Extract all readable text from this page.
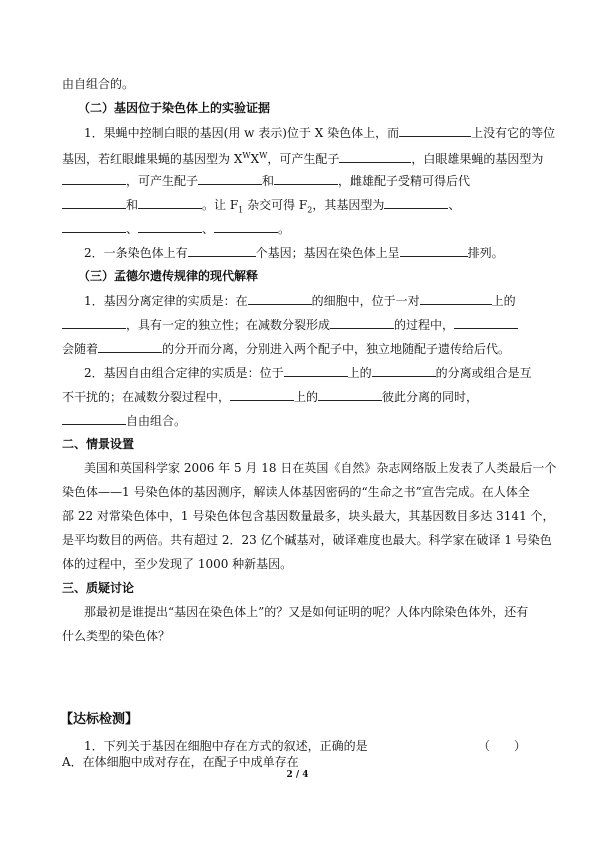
由自组合的。
（二）基因位于染色体上的实验证据
1．果蝇中控制白眼的基因(用 w 表示)位于 X 染色体上，而	上没有它的等位
基因，若红眼雌果蝇的基因型为 $X^WX^W$，可产生配子	，白眼雄果蝇的基因型为
，可产生配子	和	，雌雄配子受精可得后代
和	。让 $F_1$ 杂交可得 $F_2$，其基因型为	、
、	、	。
2．一条染色体上有	个基因；基因在染色体上呈	排列。
（三）孟德尔遗传规律的现代解释
1．基因分离定律的实质是：在	的细胞中，位于一对	上的
，具有一定的独立性；在减数分裂形成	的过程中，
会随着	的分开而分离，分别进入两个配子中，独立地随配子遗传给后代。
2．基因自由组合定律的实质是：位于	上的	的分离或组合是互
不干扰的；在减数分裂过程中，	上的	彼此分离的同时，
自由组合。
二、情景设置
美国和英国科学家 2006 年 5 月 18 日在英国《自然》杂志网络版上发表了人类最后一个
染色体——1 号染色体的基因测序，解读人体基因密码的“生命之书”宣告完成。在人体全
部 22 对常染色体中，1 号染色体包含基因数量最多，块头最大，其基因数目多达 3141 个，
是平均数目的两倍。共有超过 2．23 亿个碱基对，破译难度也最大。科学家在破译 1 号染色
体的过程中，至少发现了 1000 种新基因。
三、质疑讨论
那最初是谁提出“基因在染色体上”的？又是如何证明的呢？人体内除染色体外，还有
什么类型的染色体？
【达标检测】
1．下列关于基因在细胞中存在方式的叙述，正确的是	（　　）
A．在体细胞中成对存在，在配子中成单存在
2 / 4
##########
Stated exercise ▸ Extract the text of all the records above verbatim, excluding pictures.

Finished task ▸
Extract all readable text from this page.
由自组合的。
（二）基因位于染色体上的实验证据
1．果蝇中控制白眼的基因(用 w 表示)位于 X 染色体上，而	上没有它的等位
基因，若红眼雌果蝇的基因型为 $X^WX^W$，可产生配子	，白眼雄果蝇的基因型为
，可产生配子	和	，雌雄配子受精可得后代
和	。让 $F_1$ 杂交可得 $F_2$，其基因型为	、
、	、	。
2．一条染色体上有	个基因；基因在染色体上呈	排列。
（三）孟德尔遗传规律的现代解释
1．基因分离定律的实质是：在	的细胞中，位于一对	上的
，具有一定的独立性；在减数分裂形成	的过程中，
会随着	的分开而分离，分别进入两个配子中，独立地随配子遗传给后代。
2．基因自由组合定律的实质是：位于	上的	的分离或组合是互
不干扰的；在减数分裂过程中，	上的	彼此分离的同时，
自由组合。
二、情景设置
美国和英国科学家 2006 年 5 月 18 日在英国《自然》杂志网络版上发表了人类最后一个
染色体——1 号染色体的基因测序，解读人体基因密码的“生命之书”宣告完成。在人体全
部 22 对常染色体中，1 号染色体包含基因数量最多，块头最大，其基因数目多达 3141 个，
是平均数目的两倍。共有超过 2．23 亿个碱基对，破译难度也最大。科学家在破译 1 号染色
体的过程中，至少发现了 1000 种新基因。
三、质疑讨论
那最初是谁提出“基因在染色体上”的？又是如何证明的呢？人体内除染色体外，还有
什么类型的染色体？
【达标检测】
1．下列关于基因在细胞中存在方式的叙述，正确的是	（　　）
A．在体细胞中成对存在，在配子中成单存在
2 / 4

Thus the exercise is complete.